> TASK TO COMPLETE
Which lines in the records below contain the word "Datenschutzeinstellungen"? Copy each one out.

Dataset records:
=-=-=-=-=
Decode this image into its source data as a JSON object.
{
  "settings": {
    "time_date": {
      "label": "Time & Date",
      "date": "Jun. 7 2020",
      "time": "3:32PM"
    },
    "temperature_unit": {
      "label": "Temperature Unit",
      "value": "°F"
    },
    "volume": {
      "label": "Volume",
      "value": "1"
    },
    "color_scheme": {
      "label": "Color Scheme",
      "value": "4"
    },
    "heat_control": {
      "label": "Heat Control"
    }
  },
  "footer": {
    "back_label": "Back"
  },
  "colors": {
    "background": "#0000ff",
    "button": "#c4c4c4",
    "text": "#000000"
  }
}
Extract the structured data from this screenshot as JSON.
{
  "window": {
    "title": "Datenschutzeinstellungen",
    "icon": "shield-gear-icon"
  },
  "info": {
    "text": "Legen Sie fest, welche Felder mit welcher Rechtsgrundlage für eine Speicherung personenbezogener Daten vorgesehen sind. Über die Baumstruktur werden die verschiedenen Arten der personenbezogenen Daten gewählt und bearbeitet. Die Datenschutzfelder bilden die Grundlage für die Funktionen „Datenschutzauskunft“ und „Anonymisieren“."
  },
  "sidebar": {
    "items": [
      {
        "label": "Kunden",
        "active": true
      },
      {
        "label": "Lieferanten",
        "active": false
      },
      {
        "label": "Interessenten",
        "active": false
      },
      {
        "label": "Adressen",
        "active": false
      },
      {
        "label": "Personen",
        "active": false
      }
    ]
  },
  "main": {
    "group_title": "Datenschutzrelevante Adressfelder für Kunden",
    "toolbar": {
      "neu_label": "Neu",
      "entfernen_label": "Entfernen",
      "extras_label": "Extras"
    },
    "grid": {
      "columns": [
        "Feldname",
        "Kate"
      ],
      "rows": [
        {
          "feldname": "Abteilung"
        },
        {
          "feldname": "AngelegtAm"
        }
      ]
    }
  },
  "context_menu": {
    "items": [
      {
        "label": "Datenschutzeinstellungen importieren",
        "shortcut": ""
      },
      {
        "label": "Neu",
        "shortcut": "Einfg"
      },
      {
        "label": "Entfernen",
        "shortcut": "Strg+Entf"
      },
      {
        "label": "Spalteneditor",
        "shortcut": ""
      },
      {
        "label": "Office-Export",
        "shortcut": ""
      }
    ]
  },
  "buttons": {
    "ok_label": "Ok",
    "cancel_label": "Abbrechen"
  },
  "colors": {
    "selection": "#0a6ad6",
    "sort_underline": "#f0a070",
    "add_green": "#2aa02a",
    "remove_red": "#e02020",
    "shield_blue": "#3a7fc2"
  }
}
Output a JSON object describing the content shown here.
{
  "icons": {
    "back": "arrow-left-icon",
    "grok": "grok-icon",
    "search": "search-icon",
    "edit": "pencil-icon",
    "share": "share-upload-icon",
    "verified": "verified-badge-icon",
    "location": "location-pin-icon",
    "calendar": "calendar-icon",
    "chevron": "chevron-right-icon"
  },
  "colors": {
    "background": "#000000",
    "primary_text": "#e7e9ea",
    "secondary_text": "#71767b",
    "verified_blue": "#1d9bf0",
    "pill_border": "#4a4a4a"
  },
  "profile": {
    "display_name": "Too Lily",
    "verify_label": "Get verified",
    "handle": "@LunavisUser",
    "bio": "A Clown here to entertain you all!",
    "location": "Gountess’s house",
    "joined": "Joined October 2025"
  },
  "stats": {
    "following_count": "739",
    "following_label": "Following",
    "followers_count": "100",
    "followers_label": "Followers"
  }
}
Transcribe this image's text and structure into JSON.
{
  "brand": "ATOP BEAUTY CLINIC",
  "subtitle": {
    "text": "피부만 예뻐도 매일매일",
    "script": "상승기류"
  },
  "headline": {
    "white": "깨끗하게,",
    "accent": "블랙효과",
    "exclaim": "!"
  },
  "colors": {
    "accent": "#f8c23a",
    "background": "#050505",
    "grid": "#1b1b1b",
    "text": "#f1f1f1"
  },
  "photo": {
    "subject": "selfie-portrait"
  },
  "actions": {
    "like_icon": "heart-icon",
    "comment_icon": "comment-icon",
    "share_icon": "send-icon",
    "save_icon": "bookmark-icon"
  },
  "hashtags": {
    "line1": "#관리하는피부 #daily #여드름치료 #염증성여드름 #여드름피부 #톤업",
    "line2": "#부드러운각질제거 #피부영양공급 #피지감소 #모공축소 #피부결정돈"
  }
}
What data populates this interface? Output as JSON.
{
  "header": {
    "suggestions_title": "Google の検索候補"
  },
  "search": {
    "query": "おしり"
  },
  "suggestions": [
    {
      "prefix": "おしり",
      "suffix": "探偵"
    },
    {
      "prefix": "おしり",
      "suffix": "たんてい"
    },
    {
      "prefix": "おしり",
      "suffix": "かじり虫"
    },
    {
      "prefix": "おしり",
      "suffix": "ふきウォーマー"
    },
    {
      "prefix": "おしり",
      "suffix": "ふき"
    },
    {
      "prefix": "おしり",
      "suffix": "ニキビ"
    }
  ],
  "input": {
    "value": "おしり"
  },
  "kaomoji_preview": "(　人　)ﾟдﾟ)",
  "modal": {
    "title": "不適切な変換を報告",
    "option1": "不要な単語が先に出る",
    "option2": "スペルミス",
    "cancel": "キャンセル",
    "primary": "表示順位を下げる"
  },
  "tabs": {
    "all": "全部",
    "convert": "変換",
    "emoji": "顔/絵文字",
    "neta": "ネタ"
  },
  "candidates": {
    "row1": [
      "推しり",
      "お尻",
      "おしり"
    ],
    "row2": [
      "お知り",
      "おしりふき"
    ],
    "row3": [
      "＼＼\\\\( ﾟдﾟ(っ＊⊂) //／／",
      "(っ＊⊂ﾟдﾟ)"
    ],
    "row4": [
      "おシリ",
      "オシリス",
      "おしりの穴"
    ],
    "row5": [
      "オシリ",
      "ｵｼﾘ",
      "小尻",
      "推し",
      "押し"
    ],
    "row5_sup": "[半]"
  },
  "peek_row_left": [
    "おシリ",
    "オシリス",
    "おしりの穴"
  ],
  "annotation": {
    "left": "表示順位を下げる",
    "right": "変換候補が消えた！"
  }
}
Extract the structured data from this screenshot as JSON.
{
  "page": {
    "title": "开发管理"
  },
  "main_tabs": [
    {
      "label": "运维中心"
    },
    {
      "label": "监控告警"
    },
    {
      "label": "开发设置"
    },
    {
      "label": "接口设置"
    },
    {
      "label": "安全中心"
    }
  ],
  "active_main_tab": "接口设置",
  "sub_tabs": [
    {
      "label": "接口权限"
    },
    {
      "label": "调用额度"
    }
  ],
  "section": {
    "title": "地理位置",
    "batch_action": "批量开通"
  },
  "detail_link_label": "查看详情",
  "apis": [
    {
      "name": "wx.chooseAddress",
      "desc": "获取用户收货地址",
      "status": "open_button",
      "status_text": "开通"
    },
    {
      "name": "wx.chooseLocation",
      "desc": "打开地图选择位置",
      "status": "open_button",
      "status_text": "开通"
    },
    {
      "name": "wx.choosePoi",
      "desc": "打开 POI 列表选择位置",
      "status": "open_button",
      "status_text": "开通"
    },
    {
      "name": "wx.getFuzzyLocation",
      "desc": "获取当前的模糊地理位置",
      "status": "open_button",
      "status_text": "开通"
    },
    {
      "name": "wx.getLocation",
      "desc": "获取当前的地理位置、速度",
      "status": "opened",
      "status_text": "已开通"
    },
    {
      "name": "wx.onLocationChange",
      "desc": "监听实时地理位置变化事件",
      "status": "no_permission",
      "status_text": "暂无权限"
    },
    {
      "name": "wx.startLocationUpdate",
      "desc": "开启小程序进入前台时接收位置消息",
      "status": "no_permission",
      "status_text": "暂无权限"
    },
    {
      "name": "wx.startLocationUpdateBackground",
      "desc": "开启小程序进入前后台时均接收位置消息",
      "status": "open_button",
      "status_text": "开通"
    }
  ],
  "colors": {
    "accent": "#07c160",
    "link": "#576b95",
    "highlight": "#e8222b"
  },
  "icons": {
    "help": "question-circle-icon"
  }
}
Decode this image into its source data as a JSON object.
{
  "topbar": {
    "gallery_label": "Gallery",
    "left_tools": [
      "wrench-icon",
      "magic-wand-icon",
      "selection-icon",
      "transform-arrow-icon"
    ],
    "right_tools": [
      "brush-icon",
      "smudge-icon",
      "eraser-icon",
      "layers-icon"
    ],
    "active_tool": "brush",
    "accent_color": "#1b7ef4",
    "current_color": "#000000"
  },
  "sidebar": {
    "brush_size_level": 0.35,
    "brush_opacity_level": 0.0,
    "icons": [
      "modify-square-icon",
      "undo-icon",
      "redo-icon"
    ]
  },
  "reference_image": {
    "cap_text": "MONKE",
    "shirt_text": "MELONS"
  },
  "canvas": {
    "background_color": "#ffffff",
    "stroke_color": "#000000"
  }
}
=-=-=-=-=
> RESPONSE BELOW
    "title": "Datenschutzeinstellungen",
        "label": "Datenschutzeinstellungen importieren",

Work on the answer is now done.